- TO DO
Repeat each line exactly as it is written.

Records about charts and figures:
##############################

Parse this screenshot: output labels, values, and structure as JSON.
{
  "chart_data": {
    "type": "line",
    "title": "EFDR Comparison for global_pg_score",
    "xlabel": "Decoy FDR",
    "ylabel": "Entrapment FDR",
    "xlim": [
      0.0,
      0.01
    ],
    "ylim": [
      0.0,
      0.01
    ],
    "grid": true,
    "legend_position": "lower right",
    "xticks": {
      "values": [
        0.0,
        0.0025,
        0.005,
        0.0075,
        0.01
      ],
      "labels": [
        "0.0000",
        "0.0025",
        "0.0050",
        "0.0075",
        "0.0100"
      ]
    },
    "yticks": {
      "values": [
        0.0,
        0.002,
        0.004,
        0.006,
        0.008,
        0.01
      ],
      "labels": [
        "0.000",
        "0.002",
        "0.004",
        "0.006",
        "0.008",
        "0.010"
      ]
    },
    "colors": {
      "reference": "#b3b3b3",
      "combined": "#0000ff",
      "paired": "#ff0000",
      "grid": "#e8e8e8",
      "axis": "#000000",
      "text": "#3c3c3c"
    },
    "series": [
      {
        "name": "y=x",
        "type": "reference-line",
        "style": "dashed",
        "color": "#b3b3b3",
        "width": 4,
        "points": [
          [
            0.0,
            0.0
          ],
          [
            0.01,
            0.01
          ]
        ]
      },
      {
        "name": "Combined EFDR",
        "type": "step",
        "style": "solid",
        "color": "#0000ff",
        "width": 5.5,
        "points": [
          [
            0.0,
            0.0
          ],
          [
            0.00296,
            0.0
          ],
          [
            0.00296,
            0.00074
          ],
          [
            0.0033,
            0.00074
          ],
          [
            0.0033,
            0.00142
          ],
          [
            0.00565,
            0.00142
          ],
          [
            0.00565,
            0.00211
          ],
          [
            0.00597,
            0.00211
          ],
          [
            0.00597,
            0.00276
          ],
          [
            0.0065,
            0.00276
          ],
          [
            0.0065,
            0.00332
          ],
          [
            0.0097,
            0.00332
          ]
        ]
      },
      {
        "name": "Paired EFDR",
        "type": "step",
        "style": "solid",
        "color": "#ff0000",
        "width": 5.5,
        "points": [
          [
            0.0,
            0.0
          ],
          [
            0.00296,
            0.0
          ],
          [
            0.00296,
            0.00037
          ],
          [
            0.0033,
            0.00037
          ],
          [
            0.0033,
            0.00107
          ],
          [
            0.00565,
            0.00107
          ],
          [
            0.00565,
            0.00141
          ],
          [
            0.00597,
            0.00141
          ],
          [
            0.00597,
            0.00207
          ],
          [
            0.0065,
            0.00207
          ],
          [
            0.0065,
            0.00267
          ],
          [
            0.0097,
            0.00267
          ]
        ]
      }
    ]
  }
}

##############################

- SOLUTION FOR THIS EXERCISE
Parse this screenshot: output labels, values, and structure as JSON.
{
  "chart_data": {
    "type": "line",
    "title": "EFDR Comparison for global_pg_score",
    "xlabel": "Decoy FDR",
    "ylabel": "Entrapment FDR",
    "xlim": [
      0.0,
      0.01
    ],
    "ylim": [
      0.0,
      0.01
    ],
    "grid": true,
    "legend_position": "lower right",
    "xticks": {
      "values": [
        0.0,
        0.0025,
        0.005,
        0.0075,
        0.01
      ],
      "labels": [
        "0.0000",
        "0.0025",
        "0.0050",
        "0.0075",
        "0.0100"
      ]
    },
    "yticks": {
      "values": [
        0.0,
        0.002,
        0.004,
        0.006,
        0.008,
        0.01
      ],
      "labels": [
        "0.000",
        "0.002",
        "0.004",
        "0.006",
        "0.008",
        "0.010"
      ]
    },
    "colors": {
      "reference": "#b3b3b3",
      "combined": "#0000ff",
      "paired": "#ff0000",
      "grid": "#e8e8e8",
      "axis": "#000000",
      "text": "#3c3c3c"
    },
    "series": [
      {
        "name": "y=x",
        "type": "reference-line",
        "style": "dashed",
        "color": "#b3b3b3",
        "width": 4,
        "points": [
          [
            0.0,
            0.0
          ],
          [
            0.01,
            0.01
          ]
        ]
      },
      {
        "name": "Combined EFDR",
        "type": "step",
        "style": "solid",
        "color": "#0000ff",
        "width": 5.5,
        "points": [
          [
            0.0,
            0.0
          ],
          [
            0.00296,
            0.0
          ],
          [
            0.00296,
            0.00074
          ],
          [
            0.0033,
            0.00074
          ],
          [
            0.0033,
            0.00142
          ],
          [
            0.00565,
            0.00142
          ],
          [
            0.00565,
            0.00211
          ],
          [
            0.00597,
            0.00211
          ],
          [
            0.00597,
            0.00276
          ],
          [
            0.0065,
            0.00276
          ],
          [
            0.0065,
            0.00332
          ],
          [
            0.0097,
            0.00332
          ]
        ]
      },
      {
        "name": "Paired EFDR",
        "type": "step",
        "style": "solid",
        "color": "#ff0000",
        "width": 5.5,
        "points": [
          [
            0.0,
            0.0
          ],
          [
            0.00296,
            0.0
          ],
          [
            0.00296,
            0.00037
          ],
          [
            0.0033,
            0.00037
          ],
          [
            0.0033,
            0.00107
          ],
          [
            0.00565,
            0.00107
          ],
          [
            0.00565,
            0.00141
          ],
          [
            0.00597,
            0.00141
          ],
          [
            0.00597,
            0.00207
          ],
          [
            0.0065,
            0.00207
          ],
          [
            0.0065,
            0.00267
          ],
          [
            0.0097,
            0.00267
          ]
        ]
      }
    ]
  }
}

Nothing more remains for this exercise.